* _Set task_: Put the stretch of data from the start through the line containing "y2-tick-label: 200 [578, 324, 600, 340]" into a Markdown table with columns n and Line, giving each line its row number and leaving out blank lines.
═════ Dataset ═════
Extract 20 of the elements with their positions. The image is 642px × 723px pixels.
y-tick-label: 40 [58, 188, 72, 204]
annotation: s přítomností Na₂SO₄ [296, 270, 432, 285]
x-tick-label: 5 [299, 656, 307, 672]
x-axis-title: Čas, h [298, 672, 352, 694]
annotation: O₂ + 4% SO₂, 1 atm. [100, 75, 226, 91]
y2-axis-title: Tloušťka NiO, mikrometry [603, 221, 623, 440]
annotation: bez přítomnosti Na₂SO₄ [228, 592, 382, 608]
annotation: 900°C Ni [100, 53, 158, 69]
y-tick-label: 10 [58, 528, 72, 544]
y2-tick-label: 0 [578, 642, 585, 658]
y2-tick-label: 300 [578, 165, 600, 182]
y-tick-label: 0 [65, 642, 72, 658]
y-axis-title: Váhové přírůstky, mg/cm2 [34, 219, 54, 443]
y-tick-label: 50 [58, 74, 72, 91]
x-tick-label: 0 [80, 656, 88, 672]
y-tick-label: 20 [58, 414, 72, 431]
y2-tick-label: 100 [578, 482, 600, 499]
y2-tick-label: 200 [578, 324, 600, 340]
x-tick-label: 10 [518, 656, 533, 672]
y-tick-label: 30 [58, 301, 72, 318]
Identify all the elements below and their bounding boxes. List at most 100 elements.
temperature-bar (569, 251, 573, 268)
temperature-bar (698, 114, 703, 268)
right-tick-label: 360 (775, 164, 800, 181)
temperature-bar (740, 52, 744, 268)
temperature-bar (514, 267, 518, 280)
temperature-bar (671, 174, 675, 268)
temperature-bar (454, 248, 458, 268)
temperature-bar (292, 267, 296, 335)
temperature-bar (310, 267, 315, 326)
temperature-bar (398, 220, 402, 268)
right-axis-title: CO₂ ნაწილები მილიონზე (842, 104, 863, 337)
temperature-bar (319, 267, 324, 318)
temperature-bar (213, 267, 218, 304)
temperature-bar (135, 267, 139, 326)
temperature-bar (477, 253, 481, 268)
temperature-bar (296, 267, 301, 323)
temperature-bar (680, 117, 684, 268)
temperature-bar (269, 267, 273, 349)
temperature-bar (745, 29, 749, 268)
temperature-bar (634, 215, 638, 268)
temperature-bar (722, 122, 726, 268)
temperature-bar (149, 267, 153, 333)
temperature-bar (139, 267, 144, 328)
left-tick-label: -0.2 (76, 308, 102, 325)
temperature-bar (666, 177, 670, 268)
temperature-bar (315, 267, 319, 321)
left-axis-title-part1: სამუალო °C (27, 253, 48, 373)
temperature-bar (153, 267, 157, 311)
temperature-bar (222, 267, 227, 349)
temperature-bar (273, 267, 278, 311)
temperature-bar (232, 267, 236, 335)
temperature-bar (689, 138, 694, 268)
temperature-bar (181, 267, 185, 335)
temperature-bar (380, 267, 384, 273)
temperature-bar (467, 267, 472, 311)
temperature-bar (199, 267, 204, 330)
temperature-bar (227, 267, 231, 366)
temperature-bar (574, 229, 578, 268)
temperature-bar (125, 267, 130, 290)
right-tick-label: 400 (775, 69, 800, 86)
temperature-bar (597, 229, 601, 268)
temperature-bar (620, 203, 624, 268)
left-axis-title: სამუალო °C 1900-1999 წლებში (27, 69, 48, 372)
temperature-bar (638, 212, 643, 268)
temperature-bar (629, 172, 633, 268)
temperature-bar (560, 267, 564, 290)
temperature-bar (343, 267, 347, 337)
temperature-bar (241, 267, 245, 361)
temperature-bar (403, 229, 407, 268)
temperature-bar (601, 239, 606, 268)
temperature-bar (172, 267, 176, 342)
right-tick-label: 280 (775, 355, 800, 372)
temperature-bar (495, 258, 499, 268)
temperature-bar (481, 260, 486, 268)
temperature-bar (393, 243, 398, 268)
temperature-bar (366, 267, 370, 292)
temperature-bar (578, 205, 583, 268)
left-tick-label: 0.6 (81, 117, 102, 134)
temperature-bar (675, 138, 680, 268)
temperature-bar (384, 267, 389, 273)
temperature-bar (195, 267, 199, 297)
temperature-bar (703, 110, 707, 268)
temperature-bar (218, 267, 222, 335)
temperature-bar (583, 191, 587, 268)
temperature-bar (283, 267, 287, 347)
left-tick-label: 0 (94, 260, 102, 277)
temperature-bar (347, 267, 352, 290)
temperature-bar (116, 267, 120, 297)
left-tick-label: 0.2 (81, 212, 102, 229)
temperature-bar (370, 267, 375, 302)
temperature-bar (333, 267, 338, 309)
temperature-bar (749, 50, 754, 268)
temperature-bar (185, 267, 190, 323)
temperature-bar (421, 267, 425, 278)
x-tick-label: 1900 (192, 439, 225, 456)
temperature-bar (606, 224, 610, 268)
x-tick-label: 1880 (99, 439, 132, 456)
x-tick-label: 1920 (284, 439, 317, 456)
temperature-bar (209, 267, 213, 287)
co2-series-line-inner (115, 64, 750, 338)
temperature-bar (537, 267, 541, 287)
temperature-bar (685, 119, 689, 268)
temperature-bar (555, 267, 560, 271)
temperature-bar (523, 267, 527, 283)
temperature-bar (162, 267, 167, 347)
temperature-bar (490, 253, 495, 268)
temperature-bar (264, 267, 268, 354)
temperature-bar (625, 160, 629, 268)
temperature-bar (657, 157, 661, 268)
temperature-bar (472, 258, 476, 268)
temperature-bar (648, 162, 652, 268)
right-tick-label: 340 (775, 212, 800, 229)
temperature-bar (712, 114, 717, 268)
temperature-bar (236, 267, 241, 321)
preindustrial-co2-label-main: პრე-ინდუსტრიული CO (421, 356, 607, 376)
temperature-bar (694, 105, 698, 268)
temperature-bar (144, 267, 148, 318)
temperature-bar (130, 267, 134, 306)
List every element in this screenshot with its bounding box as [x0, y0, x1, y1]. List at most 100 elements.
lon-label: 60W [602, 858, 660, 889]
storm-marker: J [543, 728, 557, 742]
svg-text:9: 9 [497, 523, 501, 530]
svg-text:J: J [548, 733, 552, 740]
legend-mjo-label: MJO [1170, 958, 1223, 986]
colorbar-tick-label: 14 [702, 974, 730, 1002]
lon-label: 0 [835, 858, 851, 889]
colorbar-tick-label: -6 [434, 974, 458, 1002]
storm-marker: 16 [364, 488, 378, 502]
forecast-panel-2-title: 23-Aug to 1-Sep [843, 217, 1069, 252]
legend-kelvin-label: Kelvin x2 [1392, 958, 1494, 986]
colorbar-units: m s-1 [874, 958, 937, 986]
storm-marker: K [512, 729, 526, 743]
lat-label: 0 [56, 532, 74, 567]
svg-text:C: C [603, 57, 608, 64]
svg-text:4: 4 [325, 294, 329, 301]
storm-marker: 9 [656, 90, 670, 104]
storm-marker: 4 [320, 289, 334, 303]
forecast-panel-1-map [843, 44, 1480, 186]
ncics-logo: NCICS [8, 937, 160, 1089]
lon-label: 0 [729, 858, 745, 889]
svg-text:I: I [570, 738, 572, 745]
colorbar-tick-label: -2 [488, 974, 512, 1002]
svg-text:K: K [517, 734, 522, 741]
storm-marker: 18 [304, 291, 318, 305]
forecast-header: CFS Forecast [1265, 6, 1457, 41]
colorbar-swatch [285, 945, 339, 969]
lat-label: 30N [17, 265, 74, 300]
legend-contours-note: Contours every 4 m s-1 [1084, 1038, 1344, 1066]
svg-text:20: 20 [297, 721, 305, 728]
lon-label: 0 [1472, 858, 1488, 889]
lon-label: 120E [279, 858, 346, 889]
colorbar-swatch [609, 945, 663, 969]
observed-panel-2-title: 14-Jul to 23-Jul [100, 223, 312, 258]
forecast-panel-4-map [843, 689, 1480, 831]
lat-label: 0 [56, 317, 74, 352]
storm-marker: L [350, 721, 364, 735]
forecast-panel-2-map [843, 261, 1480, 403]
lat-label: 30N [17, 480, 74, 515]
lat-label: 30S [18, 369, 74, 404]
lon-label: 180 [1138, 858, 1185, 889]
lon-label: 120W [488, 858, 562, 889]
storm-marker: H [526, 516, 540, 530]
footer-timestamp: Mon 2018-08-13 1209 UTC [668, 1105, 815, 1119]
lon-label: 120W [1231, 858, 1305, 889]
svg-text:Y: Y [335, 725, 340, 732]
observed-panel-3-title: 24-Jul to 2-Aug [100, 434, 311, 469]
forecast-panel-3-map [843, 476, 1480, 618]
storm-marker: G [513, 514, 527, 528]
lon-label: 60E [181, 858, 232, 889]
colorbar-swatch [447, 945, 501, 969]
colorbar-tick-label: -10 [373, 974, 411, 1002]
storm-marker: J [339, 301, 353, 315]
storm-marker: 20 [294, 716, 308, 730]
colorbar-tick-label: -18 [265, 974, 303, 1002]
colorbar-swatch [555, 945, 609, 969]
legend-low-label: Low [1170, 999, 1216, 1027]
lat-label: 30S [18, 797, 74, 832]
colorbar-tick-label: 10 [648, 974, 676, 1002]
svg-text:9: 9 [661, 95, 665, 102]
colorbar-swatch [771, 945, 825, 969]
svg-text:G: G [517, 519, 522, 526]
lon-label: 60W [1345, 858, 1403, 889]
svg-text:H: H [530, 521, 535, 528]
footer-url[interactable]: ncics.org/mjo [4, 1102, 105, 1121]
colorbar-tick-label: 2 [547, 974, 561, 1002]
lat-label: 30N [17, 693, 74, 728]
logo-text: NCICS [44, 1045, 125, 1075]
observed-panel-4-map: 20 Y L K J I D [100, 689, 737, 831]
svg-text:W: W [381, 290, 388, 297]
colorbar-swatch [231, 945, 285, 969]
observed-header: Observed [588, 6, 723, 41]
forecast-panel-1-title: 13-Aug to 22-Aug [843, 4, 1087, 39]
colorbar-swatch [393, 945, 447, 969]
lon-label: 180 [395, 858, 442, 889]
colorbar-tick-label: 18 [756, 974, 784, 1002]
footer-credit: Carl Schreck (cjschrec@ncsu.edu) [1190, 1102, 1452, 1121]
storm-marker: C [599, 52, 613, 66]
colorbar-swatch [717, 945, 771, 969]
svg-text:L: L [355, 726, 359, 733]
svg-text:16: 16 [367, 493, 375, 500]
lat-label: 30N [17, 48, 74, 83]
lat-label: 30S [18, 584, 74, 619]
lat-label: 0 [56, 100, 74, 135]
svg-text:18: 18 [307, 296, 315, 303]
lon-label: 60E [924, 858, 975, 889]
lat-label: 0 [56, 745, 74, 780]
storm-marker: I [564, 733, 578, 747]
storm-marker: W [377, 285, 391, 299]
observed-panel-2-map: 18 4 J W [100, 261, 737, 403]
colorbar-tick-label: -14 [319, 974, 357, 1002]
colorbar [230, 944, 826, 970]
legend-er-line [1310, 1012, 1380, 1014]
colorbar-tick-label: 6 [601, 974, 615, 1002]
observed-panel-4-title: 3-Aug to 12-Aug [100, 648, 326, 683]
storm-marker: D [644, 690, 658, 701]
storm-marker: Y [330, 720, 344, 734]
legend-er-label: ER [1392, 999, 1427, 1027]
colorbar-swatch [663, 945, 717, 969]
═════
* _Output for this task_:
| n | Line |
|---|---|
| 1 | Extract 20 of the elements with their positions. The image is 642px × 723px pixels. |
| 2 | y-tick-label: 40 [58, 188, 72, 204] |
| 3 | annotation: s přítomností Na₂SO₄ [296, 270, 432, 285] |
| 4 | x-tick-label: 5 [299, 656, 307, 672] |
| 5 | x-axis-title: Čas, h [298, 672, 352, 694] |
| 6 | annotation: O₂ + 4% SO₂, 1 atm. [100, 75, 226, 91] |
| 7 | y2-axis-title: Tloušťka NiO, mikrometry [603, 221, 623, 440] |
| 8 | annotation: bez přítomnosti Na₂SO₄ [228, 592, 382, 608] |
| 9 | annotation: 900°C Ni [100, 53, 158, 69] |
| 10 | y-tick-label: 10 [58, 528, 72, 544] |
| 11 | y2-tick-label: 0 [578, 642, 585, 658] |
| 12 | y2-tick-label: 300 [578, 165, 600, 182] |
| 13 | y-tick-label: 0 [65, 642, 72, 658] |
| 14 | y-axis-title: Váhové přírůstky, mg/cm2 [34, 219, 54, 443] |
| 15 | y-tick-label: 50 [58, 74, 72, 91] |
| 16 | x-tick-label: 0 [80, 656, 88, 672] |
| 17 | y-tick-label: 20 [58, 414, 72, 431] |
| 18 | y2-tick-label: 100 [578, 482, 600, 499] |
| 19 | y2-tick-label: 200 [578, 324, 600, 340] |